* Given request: Count lines, not occurrences: give the number of lines holding the word "values", and nothing besides.

·····

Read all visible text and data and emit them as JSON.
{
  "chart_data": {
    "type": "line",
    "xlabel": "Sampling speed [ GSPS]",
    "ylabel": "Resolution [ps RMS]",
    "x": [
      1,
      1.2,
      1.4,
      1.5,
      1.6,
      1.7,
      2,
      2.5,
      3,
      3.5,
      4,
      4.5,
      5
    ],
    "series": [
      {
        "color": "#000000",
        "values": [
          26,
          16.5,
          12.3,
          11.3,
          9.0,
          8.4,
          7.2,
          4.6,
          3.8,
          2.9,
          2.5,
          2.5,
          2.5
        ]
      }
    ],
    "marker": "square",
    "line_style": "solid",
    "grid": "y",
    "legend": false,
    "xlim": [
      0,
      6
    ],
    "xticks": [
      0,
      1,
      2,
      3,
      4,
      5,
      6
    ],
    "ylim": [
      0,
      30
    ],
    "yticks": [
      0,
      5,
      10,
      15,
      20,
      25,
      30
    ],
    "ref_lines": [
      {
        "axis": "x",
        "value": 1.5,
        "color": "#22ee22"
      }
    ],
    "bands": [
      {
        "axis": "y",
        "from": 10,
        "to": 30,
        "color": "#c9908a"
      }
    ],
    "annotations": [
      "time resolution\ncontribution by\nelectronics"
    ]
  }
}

·····

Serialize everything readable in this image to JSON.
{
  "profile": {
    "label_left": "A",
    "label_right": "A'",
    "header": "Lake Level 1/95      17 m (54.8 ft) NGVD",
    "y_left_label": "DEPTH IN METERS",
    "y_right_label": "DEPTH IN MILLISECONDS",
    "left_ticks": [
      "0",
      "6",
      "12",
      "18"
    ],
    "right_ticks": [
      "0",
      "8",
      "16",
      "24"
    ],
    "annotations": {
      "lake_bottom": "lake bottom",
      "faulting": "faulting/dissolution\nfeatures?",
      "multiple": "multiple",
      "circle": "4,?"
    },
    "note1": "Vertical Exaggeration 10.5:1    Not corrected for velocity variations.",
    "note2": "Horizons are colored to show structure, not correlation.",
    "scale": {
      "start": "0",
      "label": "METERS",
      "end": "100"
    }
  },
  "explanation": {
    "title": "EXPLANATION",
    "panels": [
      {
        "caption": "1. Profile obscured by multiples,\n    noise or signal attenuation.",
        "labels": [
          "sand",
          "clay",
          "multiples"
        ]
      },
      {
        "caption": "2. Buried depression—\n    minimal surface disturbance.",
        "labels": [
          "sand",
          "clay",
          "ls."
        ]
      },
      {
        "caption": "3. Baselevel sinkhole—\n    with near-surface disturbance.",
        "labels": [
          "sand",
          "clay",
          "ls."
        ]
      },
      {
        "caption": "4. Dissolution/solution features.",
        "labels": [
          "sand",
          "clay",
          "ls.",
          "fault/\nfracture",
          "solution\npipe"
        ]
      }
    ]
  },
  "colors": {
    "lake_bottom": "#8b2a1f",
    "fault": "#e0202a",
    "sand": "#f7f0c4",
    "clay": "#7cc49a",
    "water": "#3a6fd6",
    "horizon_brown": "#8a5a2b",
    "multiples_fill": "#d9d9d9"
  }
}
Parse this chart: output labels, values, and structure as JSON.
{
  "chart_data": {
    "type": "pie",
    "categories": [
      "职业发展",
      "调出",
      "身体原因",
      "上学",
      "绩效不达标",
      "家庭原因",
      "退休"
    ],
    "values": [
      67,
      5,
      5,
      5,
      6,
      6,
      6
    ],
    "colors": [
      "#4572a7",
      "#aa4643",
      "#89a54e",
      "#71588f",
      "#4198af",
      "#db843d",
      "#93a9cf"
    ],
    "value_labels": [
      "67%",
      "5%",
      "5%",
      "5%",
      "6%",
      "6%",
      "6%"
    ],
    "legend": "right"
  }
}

·····

* Written solution: 3